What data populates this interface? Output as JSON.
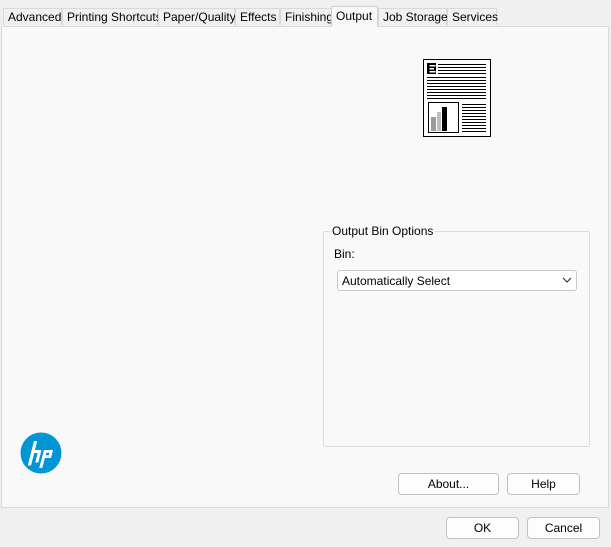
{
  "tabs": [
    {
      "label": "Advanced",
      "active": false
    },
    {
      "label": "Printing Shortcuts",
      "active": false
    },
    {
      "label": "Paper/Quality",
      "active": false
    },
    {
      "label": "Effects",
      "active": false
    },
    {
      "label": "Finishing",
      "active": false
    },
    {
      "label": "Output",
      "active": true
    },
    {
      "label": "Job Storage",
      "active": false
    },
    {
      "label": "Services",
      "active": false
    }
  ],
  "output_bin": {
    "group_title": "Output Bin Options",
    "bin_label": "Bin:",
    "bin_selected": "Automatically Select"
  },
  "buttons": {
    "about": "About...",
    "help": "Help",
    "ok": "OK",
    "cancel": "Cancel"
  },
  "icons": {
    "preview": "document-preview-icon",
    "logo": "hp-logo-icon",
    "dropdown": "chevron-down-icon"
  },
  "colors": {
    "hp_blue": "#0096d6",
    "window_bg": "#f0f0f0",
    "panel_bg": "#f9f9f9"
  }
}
·····
» THE EXERCISE
Repeat the material above word for word, please, apart from its images.

» ANSWER IN FULL
What data populates this interface? Output as JSON.
{
  "tabs": [
    {
      "label": "Advanced",
      "active": false
    },
    {
      "label": "Printing Shortcuts",
      "active": false
    },
    {
      "label": "Paper/Quality",
      "active": false
    },
    {
      "label": "Effects",
      "active": false
    },
    {
      "label": "Finishing",
      "active": false
    },
    {
      "label": "Output",
      "active": true
    },
    {
      "label": "Job Storage",
      "active": false
    },
    {
      "label": "Services",
      "active": false
    }
  ],
  "output_bin": {
    "group_title": "Output Bin Options",
    "bin_label": "Bin:",
    "bin_selected": "Automatically Select"
  },
  "buttons": {
    "about": "About...",
    "help": "Help",
    "ok": "OK",
    "cancel": "Cancel"
  },
  "icons": {
    "preview": "document-preview-icon",
    "logo": "hp-logo-icon",
    "dropdown": "chevron-down-icon"
  },
  "colors": {
    "hp_blue": "#0096d6",
    "window_bg": "#f0f0f0",
    "panel_bg": "#f9f9f9"
  }
}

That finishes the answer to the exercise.